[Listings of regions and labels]
════════════════

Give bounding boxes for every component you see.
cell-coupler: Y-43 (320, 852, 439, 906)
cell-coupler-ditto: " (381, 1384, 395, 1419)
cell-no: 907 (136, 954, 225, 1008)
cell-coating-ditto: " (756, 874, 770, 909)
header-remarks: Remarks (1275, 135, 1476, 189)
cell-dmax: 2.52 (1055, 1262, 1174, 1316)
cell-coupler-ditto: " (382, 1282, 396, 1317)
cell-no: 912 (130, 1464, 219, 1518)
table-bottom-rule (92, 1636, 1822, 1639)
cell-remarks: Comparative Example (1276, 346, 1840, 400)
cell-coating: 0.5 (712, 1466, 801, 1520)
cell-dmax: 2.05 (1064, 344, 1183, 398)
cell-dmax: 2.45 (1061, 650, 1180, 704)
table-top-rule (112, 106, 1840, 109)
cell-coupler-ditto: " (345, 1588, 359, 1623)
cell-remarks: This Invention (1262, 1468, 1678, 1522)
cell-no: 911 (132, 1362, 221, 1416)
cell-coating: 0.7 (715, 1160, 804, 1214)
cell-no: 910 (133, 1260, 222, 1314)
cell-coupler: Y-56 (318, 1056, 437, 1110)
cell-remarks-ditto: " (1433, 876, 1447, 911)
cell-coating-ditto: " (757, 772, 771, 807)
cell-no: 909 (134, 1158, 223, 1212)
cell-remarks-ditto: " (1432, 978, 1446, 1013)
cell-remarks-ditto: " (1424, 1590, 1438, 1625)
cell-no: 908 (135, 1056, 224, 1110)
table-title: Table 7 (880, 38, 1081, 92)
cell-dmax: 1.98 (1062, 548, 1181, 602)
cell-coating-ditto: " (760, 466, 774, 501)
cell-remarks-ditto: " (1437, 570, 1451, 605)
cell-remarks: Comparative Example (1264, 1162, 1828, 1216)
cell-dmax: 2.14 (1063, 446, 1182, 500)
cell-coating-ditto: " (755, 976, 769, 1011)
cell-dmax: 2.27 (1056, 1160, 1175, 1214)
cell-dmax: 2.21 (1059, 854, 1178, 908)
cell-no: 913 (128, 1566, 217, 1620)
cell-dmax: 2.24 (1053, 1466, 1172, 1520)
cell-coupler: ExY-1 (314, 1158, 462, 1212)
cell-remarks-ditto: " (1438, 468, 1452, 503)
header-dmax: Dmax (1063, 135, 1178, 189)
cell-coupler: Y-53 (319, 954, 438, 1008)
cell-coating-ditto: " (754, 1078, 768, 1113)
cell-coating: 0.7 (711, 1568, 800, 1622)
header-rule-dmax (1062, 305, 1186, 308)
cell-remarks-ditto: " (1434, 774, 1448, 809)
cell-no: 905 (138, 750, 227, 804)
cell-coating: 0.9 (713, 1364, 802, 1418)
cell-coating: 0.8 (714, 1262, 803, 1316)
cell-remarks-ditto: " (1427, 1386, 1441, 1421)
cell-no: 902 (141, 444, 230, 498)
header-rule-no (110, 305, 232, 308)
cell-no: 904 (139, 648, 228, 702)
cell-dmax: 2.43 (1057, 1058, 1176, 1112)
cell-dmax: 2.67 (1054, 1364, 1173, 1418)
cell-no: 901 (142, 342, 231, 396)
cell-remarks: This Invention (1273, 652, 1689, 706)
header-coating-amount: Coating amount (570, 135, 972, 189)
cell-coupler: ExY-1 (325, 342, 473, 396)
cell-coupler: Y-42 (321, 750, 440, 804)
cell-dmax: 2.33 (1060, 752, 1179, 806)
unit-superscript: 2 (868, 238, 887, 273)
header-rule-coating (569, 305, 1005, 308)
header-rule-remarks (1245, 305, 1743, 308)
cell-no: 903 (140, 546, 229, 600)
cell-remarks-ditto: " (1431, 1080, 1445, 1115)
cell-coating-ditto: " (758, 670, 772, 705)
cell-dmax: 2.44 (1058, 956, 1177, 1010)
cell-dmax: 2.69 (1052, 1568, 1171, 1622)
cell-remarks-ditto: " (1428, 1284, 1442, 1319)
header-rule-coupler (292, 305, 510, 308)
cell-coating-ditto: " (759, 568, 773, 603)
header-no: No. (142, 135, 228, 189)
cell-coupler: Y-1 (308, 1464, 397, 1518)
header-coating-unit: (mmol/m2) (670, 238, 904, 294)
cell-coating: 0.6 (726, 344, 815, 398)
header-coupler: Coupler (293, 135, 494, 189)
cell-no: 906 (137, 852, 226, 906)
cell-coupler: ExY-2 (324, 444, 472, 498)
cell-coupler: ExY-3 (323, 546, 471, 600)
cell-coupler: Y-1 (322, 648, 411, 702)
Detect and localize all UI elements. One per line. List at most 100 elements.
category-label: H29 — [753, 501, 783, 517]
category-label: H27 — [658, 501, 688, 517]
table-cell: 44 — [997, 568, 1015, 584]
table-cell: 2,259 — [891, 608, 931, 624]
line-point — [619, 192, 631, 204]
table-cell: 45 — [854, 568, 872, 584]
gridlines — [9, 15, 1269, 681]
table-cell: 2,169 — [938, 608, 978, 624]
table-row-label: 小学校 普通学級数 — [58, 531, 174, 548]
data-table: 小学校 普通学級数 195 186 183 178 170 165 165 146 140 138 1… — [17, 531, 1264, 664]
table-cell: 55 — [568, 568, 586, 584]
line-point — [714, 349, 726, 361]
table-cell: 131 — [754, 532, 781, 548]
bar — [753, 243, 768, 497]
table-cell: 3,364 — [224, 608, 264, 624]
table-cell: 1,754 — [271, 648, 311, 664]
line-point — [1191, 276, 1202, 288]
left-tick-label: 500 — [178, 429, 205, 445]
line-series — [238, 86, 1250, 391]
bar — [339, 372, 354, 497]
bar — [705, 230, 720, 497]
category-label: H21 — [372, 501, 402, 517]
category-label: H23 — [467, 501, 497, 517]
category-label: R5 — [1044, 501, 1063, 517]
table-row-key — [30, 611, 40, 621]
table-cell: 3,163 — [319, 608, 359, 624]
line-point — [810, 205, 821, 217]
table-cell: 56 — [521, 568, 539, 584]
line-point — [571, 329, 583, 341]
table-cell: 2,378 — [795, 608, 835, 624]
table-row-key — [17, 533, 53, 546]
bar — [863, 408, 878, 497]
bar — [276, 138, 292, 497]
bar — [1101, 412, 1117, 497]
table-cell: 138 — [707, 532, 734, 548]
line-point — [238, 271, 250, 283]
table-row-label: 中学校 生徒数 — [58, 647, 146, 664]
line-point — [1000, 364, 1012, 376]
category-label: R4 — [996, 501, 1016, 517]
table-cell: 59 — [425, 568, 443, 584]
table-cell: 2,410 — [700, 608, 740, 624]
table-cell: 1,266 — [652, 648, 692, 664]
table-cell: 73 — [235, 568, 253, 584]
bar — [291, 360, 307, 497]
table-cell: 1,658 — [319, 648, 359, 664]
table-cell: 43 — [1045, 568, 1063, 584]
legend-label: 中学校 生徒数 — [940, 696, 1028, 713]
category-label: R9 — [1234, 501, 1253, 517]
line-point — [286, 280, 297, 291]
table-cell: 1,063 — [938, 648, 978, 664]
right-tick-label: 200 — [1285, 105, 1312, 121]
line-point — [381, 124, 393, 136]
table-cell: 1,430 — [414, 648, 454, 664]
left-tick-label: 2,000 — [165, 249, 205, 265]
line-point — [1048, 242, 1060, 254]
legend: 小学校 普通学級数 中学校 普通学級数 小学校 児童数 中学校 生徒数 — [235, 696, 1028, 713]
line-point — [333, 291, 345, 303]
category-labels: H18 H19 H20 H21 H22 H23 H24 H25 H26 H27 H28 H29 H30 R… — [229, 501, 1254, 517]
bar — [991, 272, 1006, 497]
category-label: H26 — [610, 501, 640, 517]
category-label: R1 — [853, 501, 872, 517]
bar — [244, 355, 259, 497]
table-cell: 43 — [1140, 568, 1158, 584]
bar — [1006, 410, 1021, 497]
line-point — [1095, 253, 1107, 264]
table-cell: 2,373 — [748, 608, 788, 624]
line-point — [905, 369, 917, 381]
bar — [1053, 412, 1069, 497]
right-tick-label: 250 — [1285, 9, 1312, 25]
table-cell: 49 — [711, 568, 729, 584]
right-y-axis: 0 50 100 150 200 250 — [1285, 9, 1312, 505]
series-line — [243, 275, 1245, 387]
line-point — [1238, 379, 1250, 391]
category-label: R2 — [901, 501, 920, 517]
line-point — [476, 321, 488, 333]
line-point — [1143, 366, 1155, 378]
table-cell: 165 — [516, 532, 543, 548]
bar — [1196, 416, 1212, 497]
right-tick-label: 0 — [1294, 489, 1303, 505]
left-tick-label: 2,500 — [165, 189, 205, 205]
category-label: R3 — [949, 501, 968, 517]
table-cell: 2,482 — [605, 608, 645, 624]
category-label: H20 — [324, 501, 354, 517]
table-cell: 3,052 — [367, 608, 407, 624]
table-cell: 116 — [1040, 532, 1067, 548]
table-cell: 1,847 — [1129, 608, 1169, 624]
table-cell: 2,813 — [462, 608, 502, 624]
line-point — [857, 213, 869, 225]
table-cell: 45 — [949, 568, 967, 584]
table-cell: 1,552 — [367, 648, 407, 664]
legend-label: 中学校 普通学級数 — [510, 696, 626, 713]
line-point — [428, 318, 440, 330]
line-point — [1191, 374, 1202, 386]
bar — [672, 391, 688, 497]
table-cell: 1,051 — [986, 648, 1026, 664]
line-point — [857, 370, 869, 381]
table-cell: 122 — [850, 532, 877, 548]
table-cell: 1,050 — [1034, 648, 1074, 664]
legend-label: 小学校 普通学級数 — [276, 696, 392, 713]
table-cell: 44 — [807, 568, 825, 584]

════════════════

### Task to complete
Duplicate the rows word for word, from the first one at the top through the line containing "cell-remarks: Comparative Example (1276, 346, 1840, 400)", including both ends.

### Solved problem
Give bounding boxes for every component you see.
cell-coupler: Y-43 (320, 852, 439, 906)
cell-coupler-ditto: " (381, 1384, 395, 1419)
cell-no: 907 (136, 954, 225, 1008)
cell-coating-ditto: " (756, 874, 770, 909)
header-remarks: Remarks (1275, 135, 1476, 189)
cell-dmax: 2.52 (1055, 1262, 1174, 1316)
cell-coupler-ditto: " (382, 1282, 396, 1317)
cell-no: 912 (130, 1464, 219, 1518)
table-bottom-rule (92, 1636, 1822, 1639)
cell-remarks: Comparative Example (1276, 346, 1840, 400)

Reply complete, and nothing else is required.